• **TASK DETAILS**: Reproduce the listing exactly and skip over any pictures.

====

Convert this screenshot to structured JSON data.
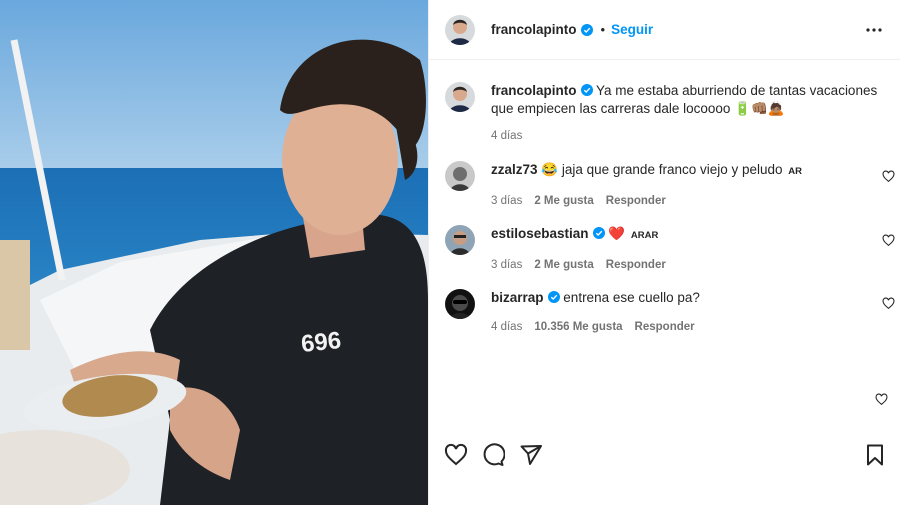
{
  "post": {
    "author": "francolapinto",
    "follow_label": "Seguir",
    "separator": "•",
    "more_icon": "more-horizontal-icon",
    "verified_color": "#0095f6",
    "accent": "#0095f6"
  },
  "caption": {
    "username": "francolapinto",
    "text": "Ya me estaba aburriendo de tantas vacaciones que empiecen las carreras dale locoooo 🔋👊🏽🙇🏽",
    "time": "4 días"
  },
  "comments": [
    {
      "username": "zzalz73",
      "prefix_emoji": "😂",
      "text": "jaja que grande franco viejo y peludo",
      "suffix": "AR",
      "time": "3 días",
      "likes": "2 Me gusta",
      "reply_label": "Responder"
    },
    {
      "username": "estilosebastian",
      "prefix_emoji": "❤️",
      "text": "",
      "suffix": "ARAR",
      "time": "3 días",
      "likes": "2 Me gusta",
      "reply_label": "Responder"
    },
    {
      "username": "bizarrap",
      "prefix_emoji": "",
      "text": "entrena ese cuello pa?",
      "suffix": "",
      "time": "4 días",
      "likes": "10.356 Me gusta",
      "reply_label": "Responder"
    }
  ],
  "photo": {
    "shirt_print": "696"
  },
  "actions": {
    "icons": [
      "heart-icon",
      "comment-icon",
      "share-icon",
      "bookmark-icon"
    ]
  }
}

====

• **FULL RESPONSE**:
Convert this screenshot to structured JSON data.
{
  "post": {
    "author": "francolapinto",
    "follow_label": "Seguir",
    "separator": "•",
    "more_icon": "more-horizontal-icon",
    "verified_color": "#0095f6",
    "accent": "#0095f6"
  },
  "caption": {
    "username": "francolapinto",
    "text": "Ya me estaba aburriendo de tantas vacaciones que empiecen las carreras dale locoooo 🔋👊🏽🙇🏽",
    "time": "4 días"
  },
  "comments": [
    {
      "username": "zzalz73",
      "prefix_emoji": "😂",
      "text": "jaja que grande franco viejo y peludo",
      "suffix": "AR",
      "time": "3 días",
      "likes": "2 Me gusta",
      "reply_label": "Responder"
    },
    {
      "username": "estilosebastian",
      "prefix_emoji": "❤️",
      "text": "",
      "suffix": "ARAR",
      "time": "3 días",
      "likes": "2 Me gusta",
      "reply_label": "Responder"
    },
    {
      "username": "bizarrap",
      "prefix_emoji": "",
      "text": "entrena ese cuello pa?",
      "suffix": "",
      "time": "4 días",
      "likes": "10.356 Me gusta",
      "reply_label": "Responder"
    }
  ],
  "photo": {
    "shirt_print": "696"
  },
  "actions": {
    "icons": [
      "heart-icon",
      "comment-icon",
      "share-icon",
      "bookmark-icon"
    ]
  }
}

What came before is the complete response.